> _Task instructions_
Your task is to transcribe all of the data below exactly, omitting the images.

> _Records supplied_
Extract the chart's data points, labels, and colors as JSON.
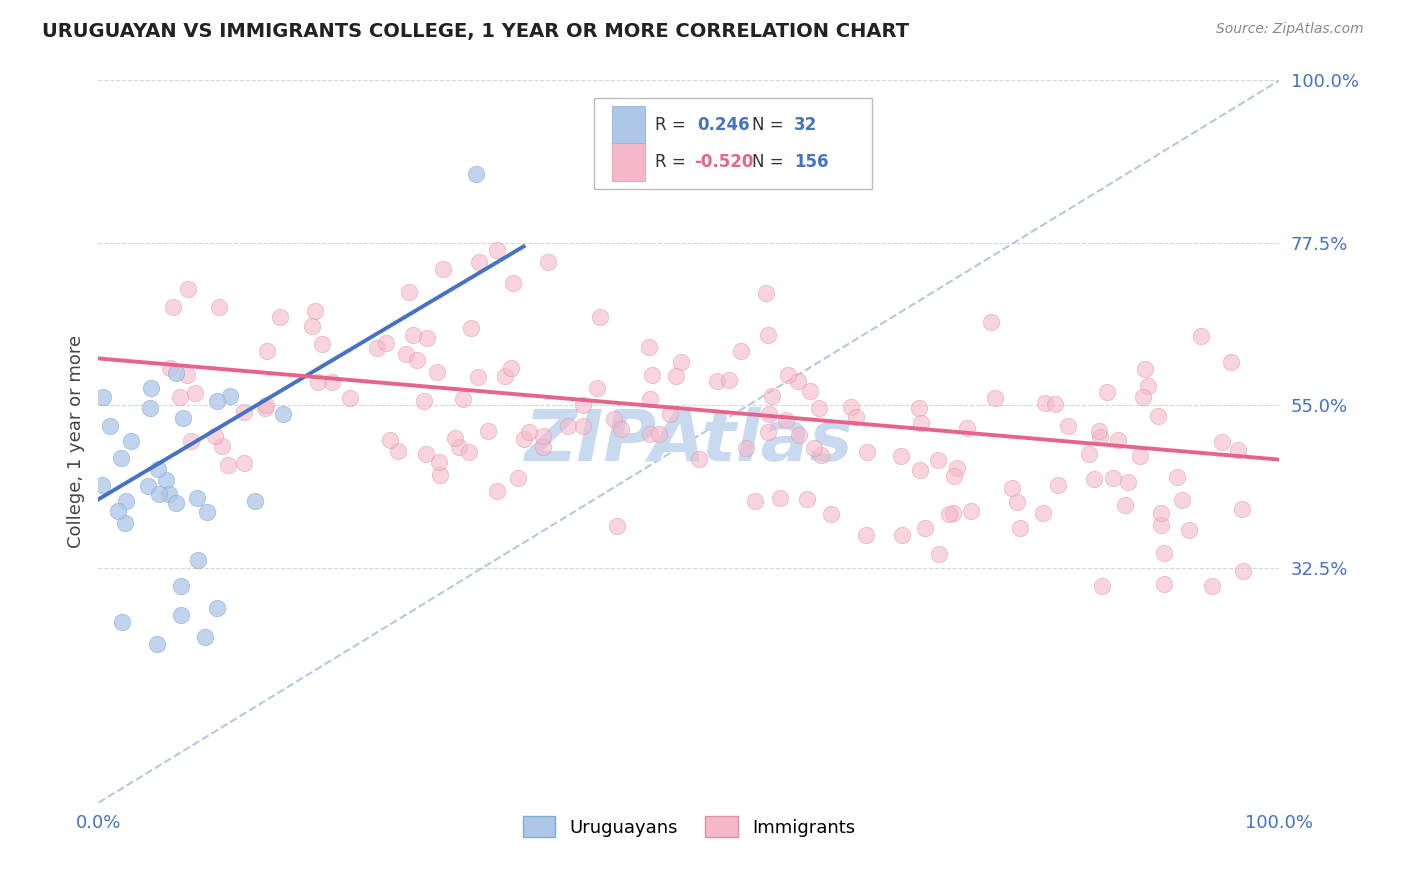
{
  "title": "URUGUAYAN VS IMMIGRANTS COLLEGE, 1 YEAR OR MORE CORRELATION CHART",
  "source_text": "Source: ZipAtlas.com",
  "ylabel": "College, 1 year or more",
  "xmin": 0.0,
  "xmax": 1.0,
  "ymin": 0.0,
  "ymax": 1.0,
  "yticks": [
    0.325,
    0.55,
    0.775,
    1.0
  ],
  "ytick_labels": [
    "32.5%",
    "55.0%",
    "77.5%",
    "100.0%"
  ],
  "watermark": "ZIPAtlas",
  "watermark_color": "#c8daf0",
  "uruguayan_color": "#aec6e8",
  "uruguayan_edge": "#7bafd4",
  "immigrant_color": "#f4b8c8",
  "immigrant_edge": "#e090a8",
  "trend_blue": "#4472c4",
  "trend_pink": "#e8638a",
  "diag_color": "#aac4e0",
  "R_uruguayan": 0.246,
  "N_uruguayan": 32,
  "R_immigrant": -0.52,
  "N_immigrant": 156,
  "blue_trend_x0": 0.0,
  "blue_trend_y0": 0.42,
  "blue_trend_x1": 0.36,
  "blue_trend_y1": 0.77,
  "pink_trend_x0": 0.0,
  "pink_trend_y0": 0.615,
  "pink_trend_x1": 1.0,
  "pink_trend_y1": 0.475
}
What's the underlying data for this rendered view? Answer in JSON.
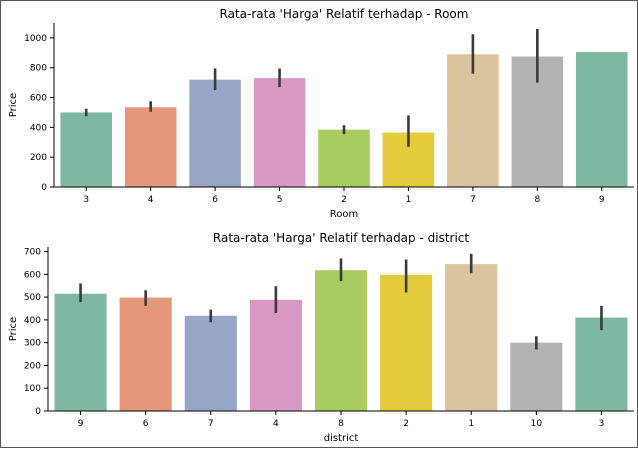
{
  "chart_data": [
    {
      "type": "bar",
      "title": "Rata-rata 'Harga' Relatif terhadap - Room",
      "xlabel": "Room",
      "ylabel": "Price",
      "categories": [
        "3",
        "4",
        "6",
        "5",
        "2",
        "1",
        "7",
        "8",
        "9"
      ],
      "values": [
        500,
        535,
        720,
        730,
        385,
        365,
        890,
        875,
        905
      ],
      "error_low": [
        475,
        505,
        650,
        670,
        355,
        270,
        760,
        700,
        905
      ],
      "error_high": [
        525,
        575,
        795,
        795,
        415,
        480,
        1025,
        1060,
        905
      ],
      "yticks": [
        0,
        200,
        400,
        600,
        800,
        1000
      ],
      "ylim": [
        0,
        1100
      ],
      "colors": [
        "#7fb8a1",
        "#e5977a",
        "#97a6c6",
        "#d997c4",
        "#a9cb60",
        "#e3cb3c",
        "#d9c49d",
        "#b3b3b3",
        "#7fb8a1"
      ],
      "grid": false
    },
    {
      "type": "bar",
      "title": "Rata-rata 'Harga' Relatif terhadap - district",
      "xlabel": "district",
      "ylabel": "Price",
      "categories": [
        "9",
        "6",
        "7",
        "4",
        "8",
        "2",
        "1",
        "10",
        "3"
      ],
      "values": [
        515,
        498,
        418,
        488,
        618,
        598,
        645,
        300,
        410
      ],
      "error_low": [
        478,
        462,
        390,
        430,
        570,
        520,
        605,
        270,
        355
      ],
      "error_high": [
        560,
        530,
        445,
        548,
        670,
        665,
        690,
        328,
        462
      ],
      "yticks": [
        0,
        100,
        200,
        300,
        400,
        500,
        600,
        700
      ],
      "ylim": [
        0,
        720
      ],
      "colors": [
        "#7fb8a1",
        "#e5977a",
        "#97a6c6",
        "#d997c4",
        "#a9cb60",
        "#e3cb3c",
        "#d9c49d",
        "#b3b3b3",
        "#7fb8a1"
      ],
      "grid": false
    }
  ]
}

> _Correct output_
Extract the chart's data points, labels, and colors as JSON.
{
  "title": "URUGUAYAN VS IMMIGRANTS COLLEGE, 1 YEAR OR MORE CORRELATION CHART",
  "source_text": "Source: ZipAtlas.com",
  "ylabel": "College, 1 year or more",
  "xmin": 0.0,
  "xmax": 1.0,
  "ymin": 0.0,
  "ymax": 1.0,
  "yticks": [
    0.325,
    0.55,
    0.775,
    1.0
  ],
  "ytick_labels": [
    "32.5%",
    "55.0%",
    "77.5%",
    "100.0%"
  ],
  "watermark": "ZIPAtlas",
  "watermark_color": "#c8daf0",
  "uruguayan_color": "#aec6e8",
  "uruguayan_edge": "#7bafd4",
  "immigrant_color": "#f4b8c8",
  "immigrant_edge": "#e090a8",
  "trend_blue": "#4472c4",
  "trend_pink": "#e8638a",
  "diag_color": "#aac4e0",
  "R_uruguayan": 0.246,
  "N_uruguayan": 32,
  "R_immigrant": -0.52,
  "N_immigrant": 156,
  "blue_trend_x0": 0.0,
  "blue_trend_y0": 0.42,
  "blue_trend_x1": 0.36,
  "blue_trend_y1": 0.77,
  "pink_trend_x0": 0.0,
  "pink_trend_y0": 0.615,
  "pink_trend_x1": 1.0,
  "pink_trend_y1": 0.475
}
What's the underlying data for this rendered view? Answer in JSON.
{
  "chart_data": [
    {
      "type": "bar",
      "title": "Rata-rata 'Harga' Relatif terhadap - Room",
      "xlabel": "Room",
      "ylabel": "Price",
      "categories": [
        "3",
        "4",
        "6",
        "5",
        "2",
        "1",
        "7",
        "8",
        "9"
      ],
      "values": [
        500,
        535,
        720,
        730,
        385,
        365,
        890,
        875,
        905
      ],
      "error_low": [
        475,
        505,
        650,
        670,
        355,
        270,
        760,
        700,
        905
      ],
      "error_high": [
        525,
        575,
        795,
        795,
        415,
        480,
        1025,
        1060,
        905
      ],
      "yticks": [
        0,
        200,
        400,
        600,
        800,
        1000
      ],
      "ylim": [
        0,
        1100
      ],
      "colors": [
        "#7fb8a1",
        "#e5977a",
        "#97a6c6",
        "#d997c4",
        "#a9cb60",
        "#e3cb3c",
        "#d9c49d",
        "#b3b3b3",
        "#7fb8a1"
      ],
      "grid": false
    },
    {
      "type": "bar",
      "title": "Rata-rata 'Harga' Relatif terhadap - district",
      "xlabel": "district",
      "ylabel": "Price",
      "categories": [
        "9",
        "6",
        "7",
        "4",
        "8",
        "2",
        "1",
        "10",
        "3"
      ],
      "values": [
        515,
        498,
        418,
        488,
        618,
        598,
        645,
        300,
        410
      ],
      "error_low": [
        478,
        462,
        390,
        430,
        570,
        520,
        605,
        270,
        355
      ],
      "error_high": [
        560,
        530,
        445,
        548,
        670,
        665,
        690,
        328,
        462
      ],
      "yticks": [
        0,
        100,
        200,
        300,
        400,
        500,
        600,
        700
      ],
      "ylim": [
        0,
        720
      ],
      "colors": [
        "#7fb8a1",
        "#e5977a",
        "#97a6c6",
        "#d997c4",
        "#a9cb60",
        "#e3cb3c",
        "#d9c49d",
        "#b3b3b3",
        "#7fb8a1"
      ],
      "grid": false
    }
  ]
}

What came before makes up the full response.